Dataset entries on figures
* Begin *

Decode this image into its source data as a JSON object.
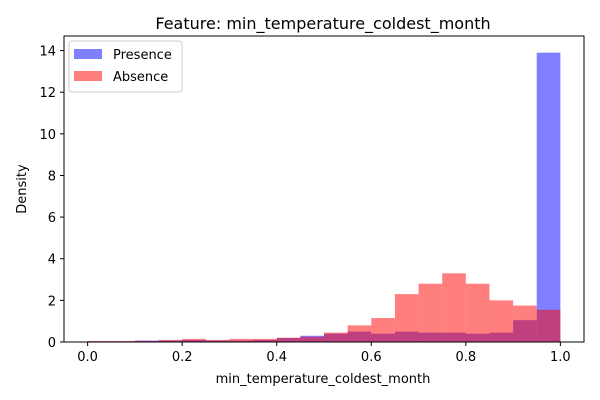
{
  "chart_data": {
    "type": "bar",
    "title": "Feature: min_temperature_coldest_month",
    "xlabel": "min_temperature_coldest_month",
    "ylabel": "Density",
    "xlim": [
      -0.05,
      1.05
    ],
    "ylim": [
      0,
      14.7
    ],
    "xticks": [
      "0.0",
      "0.2",
      "0.4",
      "0.6",
      "0.8",
      "1.0"
    ],
    "yticks": [
      "0",
      "2",
      "4",
      "6",
      "8",
      "10",
      "12",
      "14"
    ],
    "legend_position": "top-left",
    "grid": false,
    "bin_edges": [
      0.0,
      0.05,
      0.1,
      0.15,
      0.2,
      0.25,
      0.3,
      0.35,
      0.4,
      0.45,
      0.5,
      0.55,
      0.6,
      0.65,
      0.7,
      0.75,
      0.8,
      0.85,
      0.9,
      0.95,
      1.0
    ],
    "series": [
      {
        "name": "Presence",
        "color": "#0000ff",
        "opacity": 0.5,
        "values": [
          0.03,
          0.03,
          0.07,
          0.07,
          0.1,
          0.07,
          0.07,
          0.1,
          0.2,
          0.3,
          0.4,
          0.5,
          0.4,
          0.5,
          0.45,
          0.45,
          0.4,
          0.45,
          1.05,
          13.9
        ]
      },
      {
        "name": "Absence",
        "color": "#ff0000",
        "opacity": 0.5,
        "values": [
          0.05,
          0.05,
          0.05,
          0.1,
          0.15,
          0.1,
          0.15,
          0.15,
          0.2,
          0.25,
          0.45,
          0.8,
          1.15,
          2.3,
          2.8,
          3.3,
          2.8,
          2.0,
          1.75,
          1.55
        ]
      }
    ]
  }
}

* End *

• EXERCISE PROMPT
Without including any pictures, print each record exactly.

• EXERCISE ANSWER
Decode this image into its source data as a JSON object.
{
  "chart_data": {
    "type": "bar",
    "title": "Feature: min_temperature_coldest_month",
    "xlabel": "min_temperature_coldest_month",
    "ylabel": "Density",
    "xlim": [
      -0.05,
      1.05
    ],
    "ylim": [
      0,
      14.7
    ],
    "xticks": [
      "0.0",
      "0.2",
      "0.4",
      "0.6",
      "0.8",
      "1.0"
    ],
    "yticks": [
      "0",
      "2",
      "4",
      "6",
      "8",
      "10",
      "12",
      "14"
    ],
    "legend_position": "top-left",
    "grid": false,
    "bin_edges": [
      0.0,
      0.05,
      0.1,
      0.15,
      0.2,
      0.25,
      0.3,
      0.35,
      0.4,
      0.45,
      0.5,
      0.55,
      0.6,
      0.65,
      0.7,
      0.75,
      0.8,
      0.85,
      0.9,
      0.95,
      1.0
    ],
    "series": [
      {
        "name": "Presence",
        "color": "#0000ff",
        "opacity": 0.5,
        "values": [
          0.03,
          0.03,
          0.07,
          0.07,
          0.1,
          0.07,
          0.07,
          0.1,
          0.2,
          0.3,
          0.4,
          0.5,
          0.4,
          0.5,
          0.45,
          0.45,
          0.4,
          0.45,
          1.05,
          13.9
        ]
      },
      {
        "name": "Absence",
        "color": "#ff0000",
        "opacity": 0.5,
        "values": [
          0.05,
          0.05,
          0.05,
          0.1,
          0.15,
          0.1,
          0.15,
          0.15,
          0.2,
          0.25,
          0.45,
          0.8,
          1.15,
          2.3,
          2.8,
          3.3,
          2.8,
          2.0,
          1.75,
          1.55
        ]
      }
    ]
  }
}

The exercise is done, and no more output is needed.